[Entries with figure data]
-- Start --

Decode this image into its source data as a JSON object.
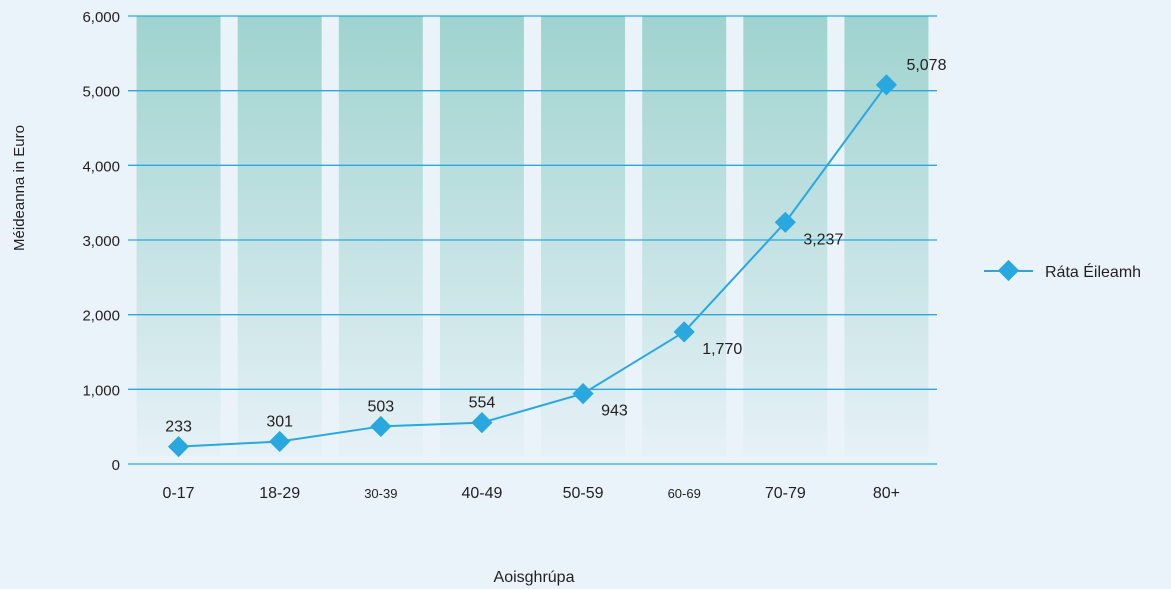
{
  "chart_data": {
    "type": "line",
    "categories": [
      "0-17",
      "18-29",
      "30-39",
      "40-49",
      "50-59",
      "60-69",
      "70-79",
      "80+"
    ],
    "series": [
      {
        "name": "Ráta Éileamh",
        "values": [
          233,
          301,
          503,
          554,
          943,
          1770,
          3237,
          5078
        ]
      }
    ],
    "data_labels": [
      "233",
      "301",
      "503",
      "554",
      "943",
      "1,770",
      "3,237",
      "5,078"
    ],
    "y_ticks": [
      "0",
      "1,000",
      "2,000",
      "3,000",
      "4,000",
      "5,000",
      "6,000"
    ],
    "xlabel": "Aoisghrúpa",
    "ylabel": "Méideanna in Euro",
    "ylim": [
      0,
      6000
    ],
    "grid": true,
    "legend_position": "right",
    "colors": {
      "line": "#29a8e0",
      "grid": "#29a8e0",
      "band_top": "#9fd3cf",
      "band_bottom": "#e6f1f7",
      "background": "#eaf3fa"
    }
  }
}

-- End --

#### Objective:
Write the records out again in full, exactly, and skip every picture.

#### Reply to the task:
Decode this image into its source data as a JSON object.
{
  "chart_data": {
    "type": "line",
    "categories": [
      "0-17",
      "18-29",
      "30-39",
      "40-49",
      "50-59",
      "60-69",
      "70-79",
      "80+"
    ],
    "series": [
      {
        "name": "Ráta Éileamh",
        "values": [
          233,
          301,
          503,
          554,
          943,
          1770,
          3237,
          5078
        ]
      }
    ],
    "data_labels": [
      "233",
      "301",
      "503",
      "554",
      "943",
      "1,770",
      "3,237",
      "5,078"
    ],
    "y_ticks": [
      "0",
      "1,000",
      "2,000",
      "3,000",
      "4,000",
      "5,000",
      "6,000"
    ],
    "xlabel": "Aoisghrúpa",
    "ylabel": "Méideanna in Euro",
    "ylim": [
      0,
      6000
    ],
    "grid": true,
    "legend_position": "right",
    "colors": {
      "line": "#29a8e0",
      "grid": "#29a8e0",
      "band_top": "#9fd3cf",
      "band_bottom": "#e6f1f7",
      "background": "#eaf3fa"
    }
  }
}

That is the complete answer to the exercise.